PROBLEM STATEMENT. Write out the entries below once more, exactly, with the pictures left out.

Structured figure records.
════════════════════
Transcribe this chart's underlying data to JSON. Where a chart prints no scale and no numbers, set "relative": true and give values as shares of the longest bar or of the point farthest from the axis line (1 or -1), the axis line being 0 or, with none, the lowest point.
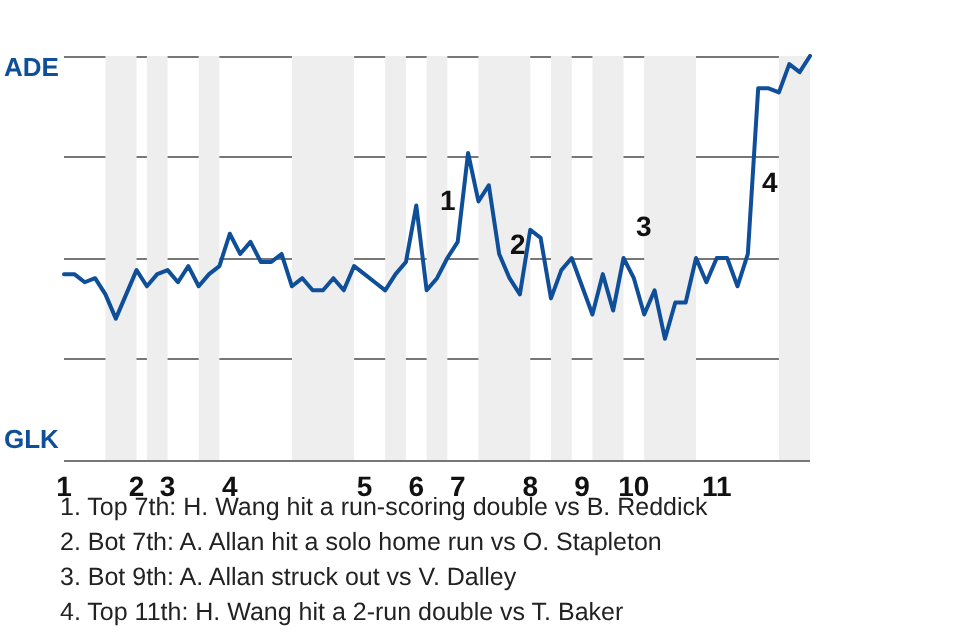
{
  "chart_data": {
    "type": "line",
    "relative": true,
    "categories": [
      "1",
      null,
      null,
      null,
      null,
      null,
      null,
      "2",
      null,
      null,
      "3",
      null,
      null,
      null,
      null,
      null,
      "4",
      null,
      null,
      null,
      null,
      null,
      null,
      null,
      null,
      null,
      null,
      null,
      null,
      "5",
      null,
      null,
      null,
      null,
      "6",
      null,
      null,
      null,
      "7",
      null,
      null,
      null,
      null,
      null,
      null,
      "8",
      null,
      null,
      null,
      null,
      "9",
      null,
      null,
      null,
      null,
      "10",
      null,
      null,
      null,
      null,
      null,
      null,
      null,
      "11",
      null,
      null,
      null,
      null,
      null,
      null,
      null,
      null,
      null
    ],
    "series": [
      {
        "color": "#0f4f9a",
        "values": [
          0.46,
          0.46,
          0.44,
          0.45,
          0.41,
          0.35,
          0.41,
          0.47,
          0.43,
          0.46,
          0.47,
          0.44,
          0.48,
          0.43,
          0.46,
          0.48,
          0.56,
          0.51,
          0.54,
          0.49,
          0.49,
          0.51,
          0.43,
          0.45,
          0.42,
          0.42,
          0.45,
          0.42,
          0.48,
          0.46,
          0.44,
          0.42,
          0.46,
          0.49,
          0.63,
          0.42,
          0.45,
          0.5,
          0.54,
          0.76,
          0.64,
          0.68,
          0.51,
          0.45,
          0.41,
          0.57,
          0.55,
          0.4,
          0.47,
          0.5,
          0.43,
          0.36,
          0.46,
          0.37,
          0.5,
          0.45,
          0.36,
          0.42,
          0.3,
          0.39,
          0.39,
          0.5,
          0.44,
          0.5,
          0.5,
          0.43,
          0.51,
          0.92,
          0.92,
          0.91,
          0.98,
          0.96,
          1.0
        ]
      }
    ],
    "grid": "y",
    "annotations": [
      "ADE",
      "GLK",
      "1",
      "2",
      "3",
      "4",
      "1. Top 7th: H. Wang hit a run-scoring double vs B. Reddick",
      "2. Bot 7th: A. Allan hit a solo home run vs O. Stapleton",
      "3. Bot 9th: A. Allan struck out vs V. Dalley",
      "4. Top 11th: H. Wang hit a 2-run double vs T. Baker"
    ],
    "marker": "none",
    "line_style": "solid"
  }
}
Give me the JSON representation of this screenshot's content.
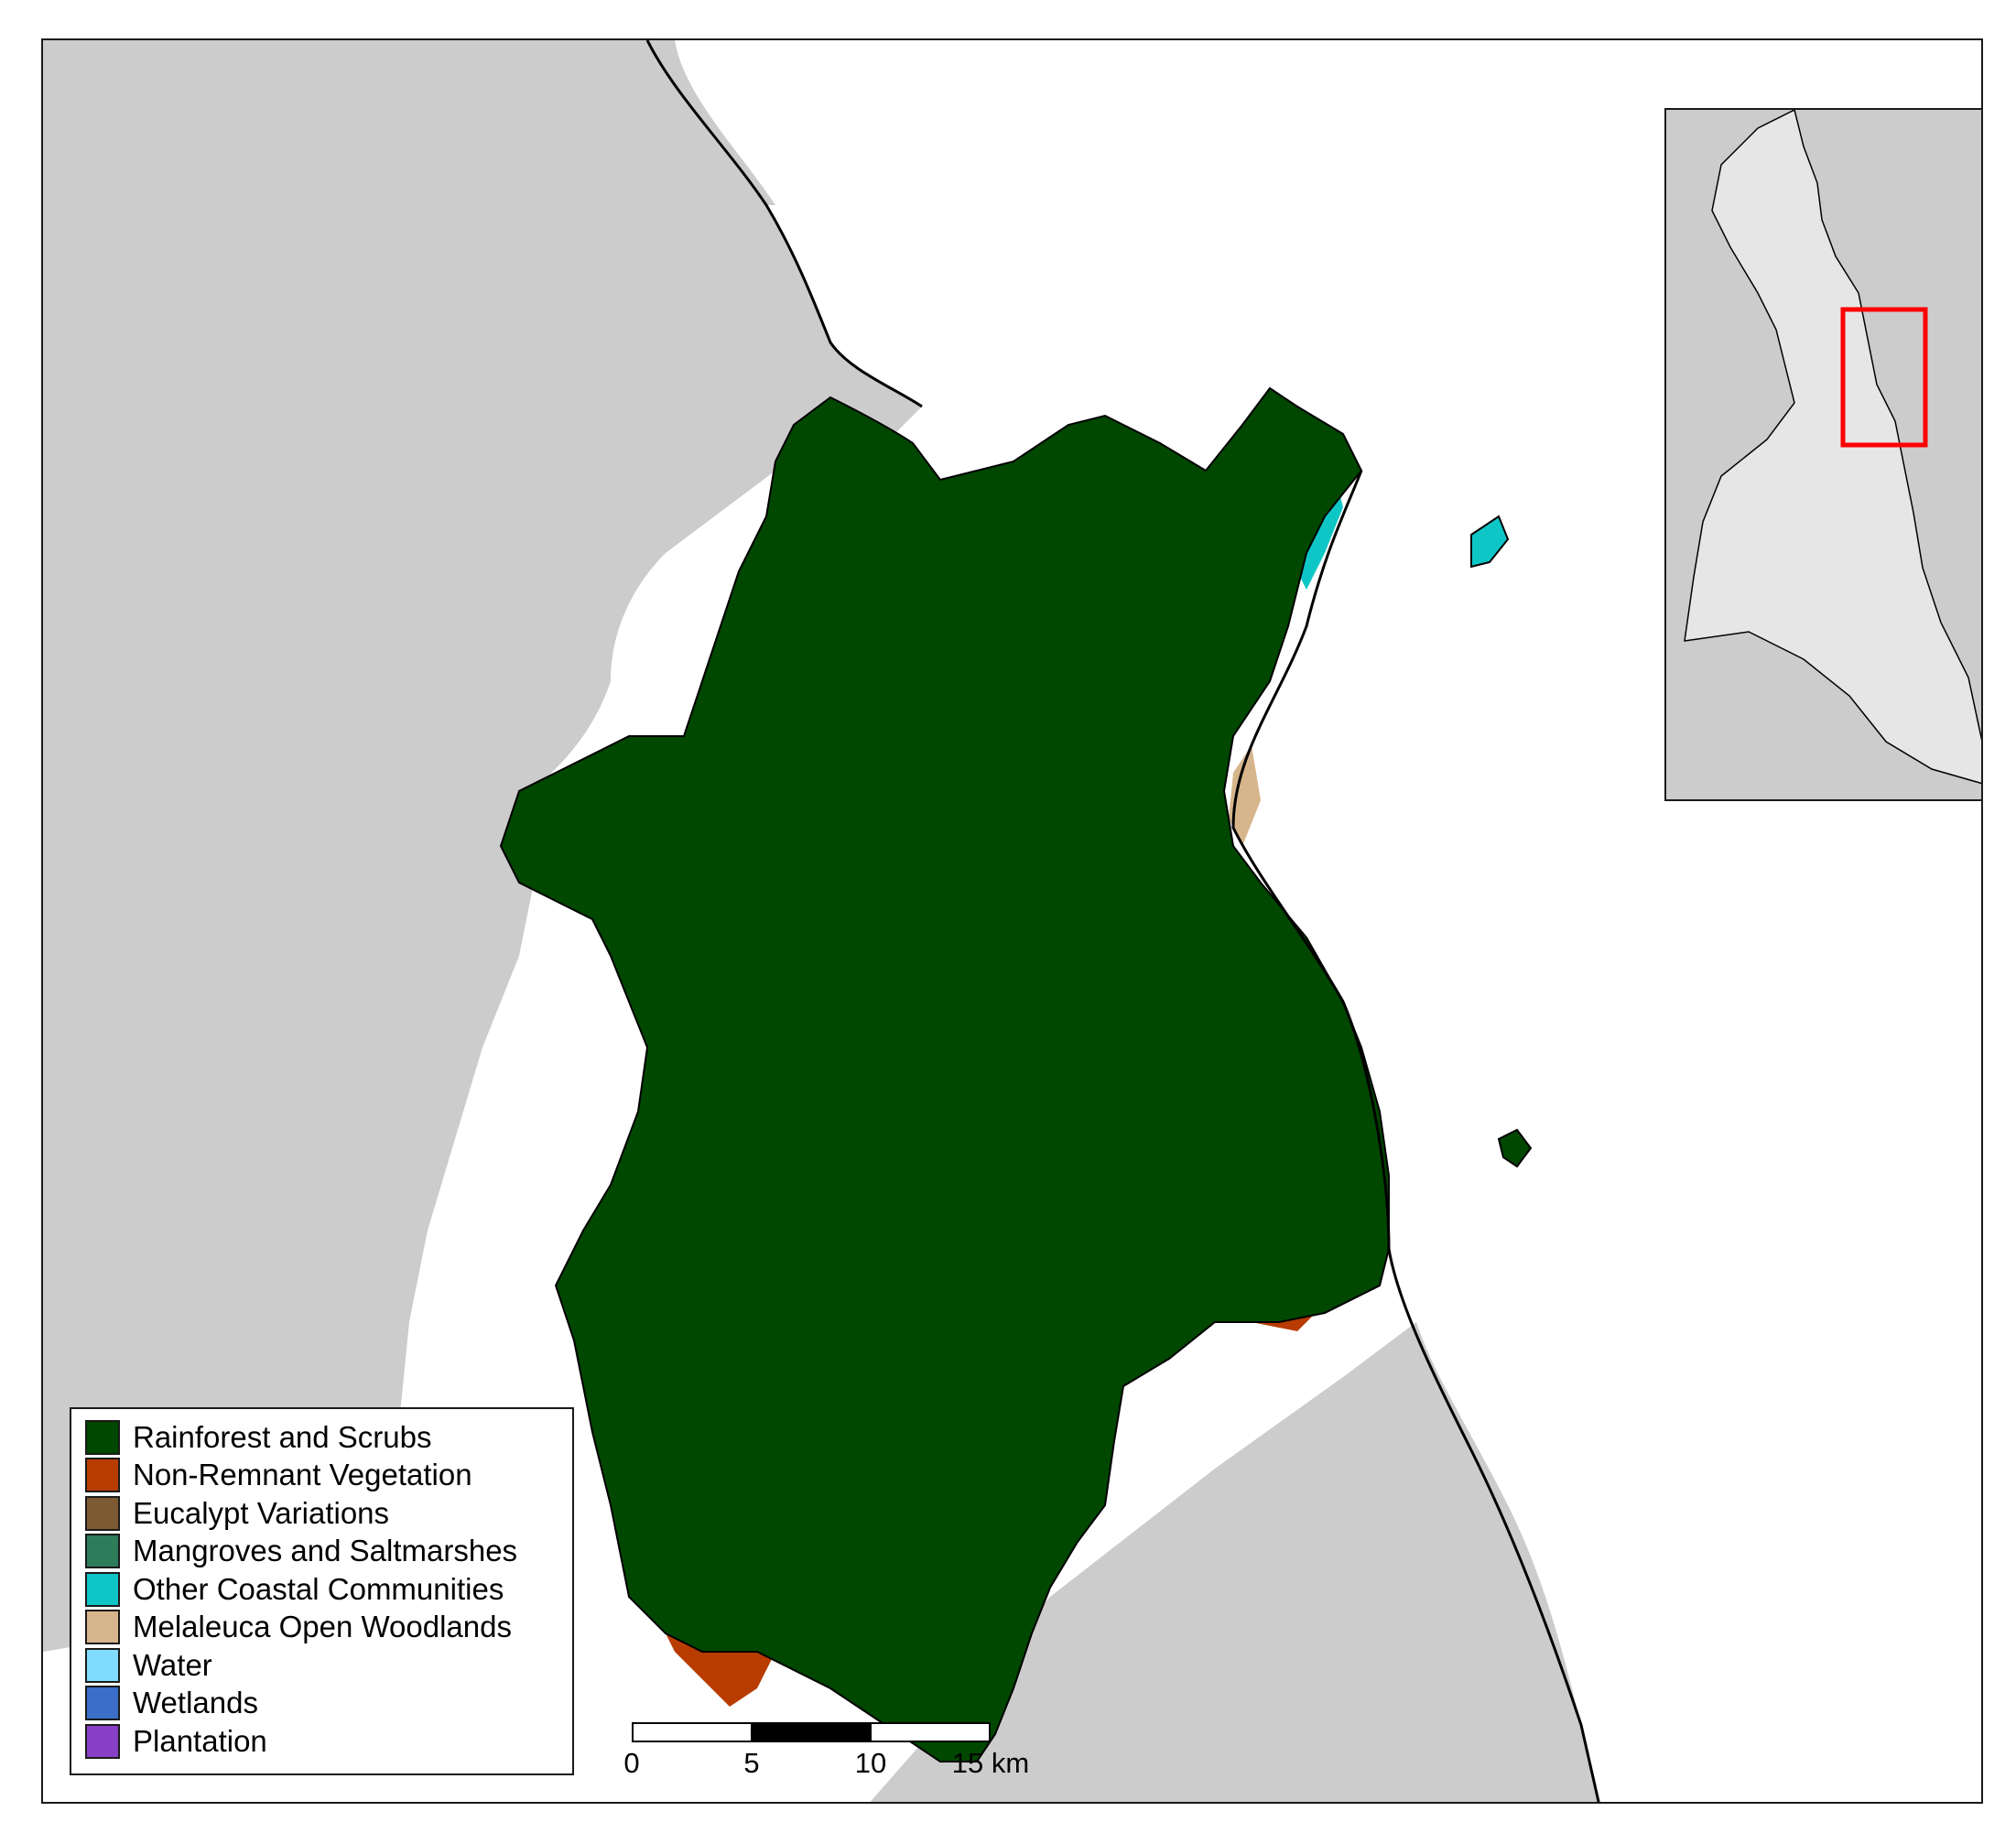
{
  "legend": {
    "items": [
      {
        "label": "Rainforest and Scrubs",
        "color": "#004700"
      },
      {
        "label": "Non-Remnant Vegetation",
        "color": "#b83c00"
      },
      {
        "label": "Eucalypt Variations",
        "color": "#7d5a32"
      },
      {
        "label": "Mangroves and Saltmarshes",
        "color": "#2e7d5a"
      },
      {
        "label": "Other Coastal Communities",
        "color": "#0fc6c6"
      },
      {
        "label": "Melaleuca Open Woodlands",
        "color": "#d6b58c"
      },
      {
        "label": "Water",
        "color": "#7fdcff"
      },
      {
        "label": "Wetlands",
        "color": "#3a6ec8"
      },
      {
        "label": "Plantation",
        "color": "#8a3fc8"
      }
    ]
  },
  "scale_bar": {
    "ticks": [
      "0",
      "5",
      "10",
      "15 km"
    ],
    "segment_colors": [
      "#ffffff",
      "#000000",
      "#ffffff"
    ]
  },
  "map": {
    "land_color": "#cccccc",
    "sea_color": "#ffffff",
    "inset_highlight_color": "#ff0000",
    "inset_catchment_color": "#e6e6e6"
  }
}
════════════════════
WRITTEN ANSWER.
Transcribe this chart's underlying data to JSON. Where a chart prints no scale and no numbers, set "relative": true and give values as shares of the longest bar or of the point farthest from the axis line (1 or -1), the axis line being 0 or, with none, the lowest point.
{
  "chart_data": {
    "type": "line",
    "relative": true,
    "categories": [
      "1",
      null,
      null,
      null,
      null,
      null,
      null,
      "2",
      null,
      null,
      "3",
      null,
      null,
      null,
      null,
      null,
      "4",
      null,
      null,
      null,
      null,
      null,
      null,
      null,
      null,
      null,
      null,
      null,
      null,
      "5",
      null,
      null,
      null,
      null,
      "6",
      null,
      null,
      null,
      "7",
      null,
      null,
      null,
      null,
      null,
      null,
      "8",
      null,
      null,
      null,
      null,
      "9",
      null,
      null,
      null,
      null,
      "10",
      null,
      null,
      null,
      null,
      null,
      null,
      null,
      "11",
      null,
      null,
      null,
      null,
      null,
      null,
      null,
      null,
      null
    ],
    "series": [
      {
        "color": "#0f4f9a",
        "values": [
          0.46,
          0.46,
          0.44,
          0.45,
          0.41,
          0.35,
          0.41,
          0.47,
          0.43,
          0.46,
          0.47,
          0.44,
          0.48,
          0.43,
          0.46,
          0.48,
          0.56,
          0.51,
          0.54,
          0.49,
          0.49,
          0.51,
          0.43,
          0.45,
          0.42,
          0.42,
          0.45,
          0.42,
          0.48,
          0.46,
          0.44,
          0.42,
          0.46,
          0.49,
          0.63,
          0.42,
          0.45,
          0.5,
          0.54,
          0.76,
          0.64,
          0.68,
          0.51,
          0.45,
          0.41,
          0.57,
          0.55,
          0.4,
          0.47,
          0.5,
          0.43,
          0.36,
          0.46,
          0.37,
          0.5,
          0.45,
          0.36,
          0.42,
          0.3,
          0.39,
          0.39,
          0.5,
          0.44,
          0.5,
          0.5,
          0.43,
          0.51,
          0.92,
          0.92,
          0.91,
          0.98,
          0.96,
          1.0
        ]
      }
    ],
    "grid": "y",
    "annotations": [
      "ADE",
      "GLK",
      "1",
      "2",
      "3",
      "4",
      "1. Top 7th: H. Wang hit a run-scoring double vs B. Reddick",
      "2. Bot 7th: A. Allan hit a solo home run vs O. Stapleton",
      "3. Bot 9th: A. Allan struck out vs V. Dalley",
      "4. Top 11th: H. Wang hit a 2-run double vs T. Baker"
    ],
    "marker": "none",
    "line_style": "solid"
  }
}
Give me the JSON representation of this screenshot's content.
{
  "legend": {
    "items": [
      {
        "label": "Rainforest and Scrubs",
        "color": "#004700"
      },
      {
        "label": "Non-Remnant Vegetation",
        "color": "#b83c00"
      },
      {
        "label": "Eucalypt Variations",
        "color": "#7d5a32"
      },
      {
        "label": "Mangroves and Saltmarshes",
        "color": "#2e7d5a"
      },
      {
        "label": "Other Coastal Communities",
        "color": "#0fc6c6"
      },
      {
        "label": "Melaleuca Open Woodlands",
        "color": "#d6b58c"
      },
      {
        "label": "Water",
        "color": "#7fdcff"
      },
      {
        "label": "Wetlands",
        "color": "#3a6ec8"
      },
      {
        "label": "Plantation",
        "color": "#8a3fc8"
      }
    ]
  },
  "scale_bar": {
    "ticks": [
      "0",
      "5",
      "10",
      "15 km"
    ],
    "segment_colors": [
      "#ffffff",
      "#000000",
      "#ffffff"
    ]
  },
  "map": {
    "land_color": "#cccccc",
    "sea_color": "#ffffff",
    "inset_highlight_color": "#ff0000",
    "inset_catchment_color": "#e6e6e6"
  }
}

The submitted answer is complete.